■ Direction:
Print everything word for word, from the very first line down to the line containing "title — [98, 217, 478, 282]".

(Items listed in a dataset)
╭──

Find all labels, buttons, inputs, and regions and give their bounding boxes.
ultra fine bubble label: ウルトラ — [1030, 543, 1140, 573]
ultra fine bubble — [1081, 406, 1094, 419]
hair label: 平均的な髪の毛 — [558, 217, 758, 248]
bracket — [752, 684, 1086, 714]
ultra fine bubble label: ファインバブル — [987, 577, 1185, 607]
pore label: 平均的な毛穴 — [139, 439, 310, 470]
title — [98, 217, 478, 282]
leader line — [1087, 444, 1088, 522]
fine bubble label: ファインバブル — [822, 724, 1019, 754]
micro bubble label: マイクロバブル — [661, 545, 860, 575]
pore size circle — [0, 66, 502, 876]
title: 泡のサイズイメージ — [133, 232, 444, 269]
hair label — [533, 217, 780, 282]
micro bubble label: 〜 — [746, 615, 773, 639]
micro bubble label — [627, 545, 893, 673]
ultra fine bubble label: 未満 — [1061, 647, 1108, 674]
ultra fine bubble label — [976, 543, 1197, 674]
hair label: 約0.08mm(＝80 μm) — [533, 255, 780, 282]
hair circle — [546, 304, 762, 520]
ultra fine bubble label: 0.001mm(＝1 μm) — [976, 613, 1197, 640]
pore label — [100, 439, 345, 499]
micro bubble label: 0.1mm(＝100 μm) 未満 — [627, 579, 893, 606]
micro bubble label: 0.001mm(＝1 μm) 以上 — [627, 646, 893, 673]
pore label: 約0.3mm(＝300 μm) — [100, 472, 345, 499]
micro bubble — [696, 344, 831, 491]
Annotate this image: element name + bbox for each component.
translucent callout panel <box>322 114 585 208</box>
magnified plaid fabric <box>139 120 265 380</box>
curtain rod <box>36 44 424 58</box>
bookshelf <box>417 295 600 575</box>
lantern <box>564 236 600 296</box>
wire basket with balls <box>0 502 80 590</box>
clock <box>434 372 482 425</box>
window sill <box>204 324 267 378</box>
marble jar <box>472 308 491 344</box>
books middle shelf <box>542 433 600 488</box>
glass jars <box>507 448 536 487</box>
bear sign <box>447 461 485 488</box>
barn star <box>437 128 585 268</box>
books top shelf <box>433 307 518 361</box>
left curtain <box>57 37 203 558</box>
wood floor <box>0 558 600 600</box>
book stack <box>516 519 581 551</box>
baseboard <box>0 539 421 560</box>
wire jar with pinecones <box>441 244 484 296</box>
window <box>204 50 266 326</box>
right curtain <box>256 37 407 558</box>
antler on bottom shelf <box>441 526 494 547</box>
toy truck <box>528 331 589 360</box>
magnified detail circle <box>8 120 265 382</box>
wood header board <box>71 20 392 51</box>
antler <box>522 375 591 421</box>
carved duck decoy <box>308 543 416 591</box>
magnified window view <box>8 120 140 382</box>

╰──

■ Exercise solution:
Find all labels, buttons, inputs, and regions and give their bounding boxes.
ultra fine bubble label: ウルトラ — [1030, 543, 1140, 573]
ultra fine bubble — [1081, 406, 1094, 419]
hair label: 平均的な髪の毛 — [558, 217, 758, 248]
bracket — [752, 684, 1086, 714]
ultra fine bubble label: ファインバブル — [987, 577, 1185, 607]
pore label: 平均的な毛穴 — [139, 439, 310, 470]
title — [98, 217, 478, 282]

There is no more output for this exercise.